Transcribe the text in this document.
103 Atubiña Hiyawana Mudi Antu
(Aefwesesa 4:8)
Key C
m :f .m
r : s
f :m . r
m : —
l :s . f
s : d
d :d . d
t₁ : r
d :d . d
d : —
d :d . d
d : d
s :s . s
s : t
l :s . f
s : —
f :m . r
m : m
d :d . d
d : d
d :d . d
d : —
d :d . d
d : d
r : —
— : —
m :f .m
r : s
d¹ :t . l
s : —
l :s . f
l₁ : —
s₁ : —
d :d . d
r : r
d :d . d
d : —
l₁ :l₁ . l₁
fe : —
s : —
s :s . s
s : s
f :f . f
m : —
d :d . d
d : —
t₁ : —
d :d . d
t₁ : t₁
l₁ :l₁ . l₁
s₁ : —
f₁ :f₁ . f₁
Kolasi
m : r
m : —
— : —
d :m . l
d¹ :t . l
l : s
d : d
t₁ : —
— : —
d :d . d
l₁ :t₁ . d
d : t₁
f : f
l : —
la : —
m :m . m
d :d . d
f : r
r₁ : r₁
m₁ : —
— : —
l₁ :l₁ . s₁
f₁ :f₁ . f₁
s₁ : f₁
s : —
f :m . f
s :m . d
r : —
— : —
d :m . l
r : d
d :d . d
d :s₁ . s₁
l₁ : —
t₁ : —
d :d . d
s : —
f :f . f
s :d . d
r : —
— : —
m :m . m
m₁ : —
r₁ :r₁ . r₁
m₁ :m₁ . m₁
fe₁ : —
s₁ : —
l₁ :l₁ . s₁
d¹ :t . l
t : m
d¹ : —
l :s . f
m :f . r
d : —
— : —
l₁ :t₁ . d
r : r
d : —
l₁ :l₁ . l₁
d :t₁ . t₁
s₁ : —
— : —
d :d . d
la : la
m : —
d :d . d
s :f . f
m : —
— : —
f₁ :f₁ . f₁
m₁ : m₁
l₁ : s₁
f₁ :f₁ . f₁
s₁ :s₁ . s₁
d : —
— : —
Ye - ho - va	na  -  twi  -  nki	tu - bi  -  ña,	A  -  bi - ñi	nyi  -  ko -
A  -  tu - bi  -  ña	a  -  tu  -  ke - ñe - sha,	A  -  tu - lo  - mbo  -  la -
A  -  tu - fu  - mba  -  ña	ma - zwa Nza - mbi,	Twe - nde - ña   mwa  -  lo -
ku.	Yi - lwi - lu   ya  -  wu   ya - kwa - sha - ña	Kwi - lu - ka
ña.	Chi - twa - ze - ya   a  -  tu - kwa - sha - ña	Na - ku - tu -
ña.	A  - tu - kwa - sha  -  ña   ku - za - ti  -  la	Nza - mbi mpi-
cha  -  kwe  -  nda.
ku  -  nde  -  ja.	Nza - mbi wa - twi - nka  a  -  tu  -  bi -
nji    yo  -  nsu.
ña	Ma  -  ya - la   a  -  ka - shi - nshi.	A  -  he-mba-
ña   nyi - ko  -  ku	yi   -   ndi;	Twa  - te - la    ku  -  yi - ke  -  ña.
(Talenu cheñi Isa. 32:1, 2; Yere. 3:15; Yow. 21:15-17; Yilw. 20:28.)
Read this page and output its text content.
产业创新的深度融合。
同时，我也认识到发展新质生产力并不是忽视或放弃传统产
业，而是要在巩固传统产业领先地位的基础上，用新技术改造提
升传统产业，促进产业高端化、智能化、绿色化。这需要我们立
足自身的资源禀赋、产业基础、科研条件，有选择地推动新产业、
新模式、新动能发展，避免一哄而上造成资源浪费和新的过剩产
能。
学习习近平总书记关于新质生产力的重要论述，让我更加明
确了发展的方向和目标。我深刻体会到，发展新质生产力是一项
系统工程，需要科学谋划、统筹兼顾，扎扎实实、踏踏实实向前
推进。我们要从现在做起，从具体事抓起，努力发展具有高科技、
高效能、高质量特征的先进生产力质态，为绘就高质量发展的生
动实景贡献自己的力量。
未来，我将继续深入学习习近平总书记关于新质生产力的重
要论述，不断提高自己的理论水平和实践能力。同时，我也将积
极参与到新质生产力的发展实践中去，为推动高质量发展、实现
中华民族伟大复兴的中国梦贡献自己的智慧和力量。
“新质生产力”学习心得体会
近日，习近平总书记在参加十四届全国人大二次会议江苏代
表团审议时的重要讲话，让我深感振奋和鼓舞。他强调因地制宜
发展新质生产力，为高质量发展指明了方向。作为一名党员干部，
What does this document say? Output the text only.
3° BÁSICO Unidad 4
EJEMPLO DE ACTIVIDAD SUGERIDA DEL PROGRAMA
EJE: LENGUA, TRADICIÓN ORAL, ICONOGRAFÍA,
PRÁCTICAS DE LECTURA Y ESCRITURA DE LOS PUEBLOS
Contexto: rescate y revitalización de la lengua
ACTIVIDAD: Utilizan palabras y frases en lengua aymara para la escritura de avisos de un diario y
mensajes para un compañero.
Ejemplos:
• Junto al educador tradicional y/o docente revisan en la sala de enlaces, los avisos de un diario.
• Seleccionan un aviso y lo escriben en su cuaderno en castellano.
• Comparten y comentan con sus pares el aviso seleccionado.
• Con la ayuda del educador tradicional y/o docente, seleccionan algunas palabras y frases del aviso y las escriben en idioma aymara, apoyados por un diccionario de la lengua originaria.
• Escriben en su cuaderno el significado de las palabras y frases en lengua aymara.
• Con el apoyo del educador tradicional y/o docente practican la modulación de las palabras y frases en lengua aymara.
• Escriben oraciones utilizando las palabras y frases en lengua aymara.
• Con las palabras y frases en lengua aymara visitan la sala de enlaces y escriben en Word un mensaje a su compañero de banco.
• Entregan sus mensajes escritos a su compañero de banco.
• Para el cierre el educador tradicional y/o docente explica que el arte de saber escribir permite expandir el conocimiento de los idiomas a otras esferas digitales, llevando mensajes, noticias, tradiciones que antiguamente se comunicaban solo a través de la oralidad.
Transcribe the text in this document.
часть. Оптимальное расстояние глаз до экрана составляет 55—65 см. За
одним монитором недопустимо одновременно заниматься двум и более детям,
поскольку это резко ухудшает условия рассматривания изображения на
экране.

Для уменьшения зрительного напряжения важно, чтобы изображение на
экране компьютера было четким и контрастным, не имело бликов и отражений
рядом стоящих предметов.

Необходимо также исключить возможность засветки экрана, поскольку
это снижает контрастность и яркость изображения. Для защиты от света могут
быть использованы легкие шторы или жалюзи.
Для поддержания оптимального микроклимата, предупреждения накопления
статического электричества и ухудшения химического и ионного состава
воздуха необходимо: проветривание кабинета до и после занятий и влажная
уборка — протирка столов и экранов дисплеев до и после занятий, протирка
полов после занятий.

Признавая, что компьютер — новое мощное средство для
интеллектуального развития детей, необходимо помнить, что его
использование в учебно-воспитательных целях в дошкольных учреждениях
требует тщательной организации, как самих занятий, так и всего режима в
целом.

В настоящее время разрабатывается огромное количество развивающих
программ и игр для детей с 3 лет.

########

Work to do: Only the number is needed here: how many lines of the records contain "занятий"?

Exercise result: 4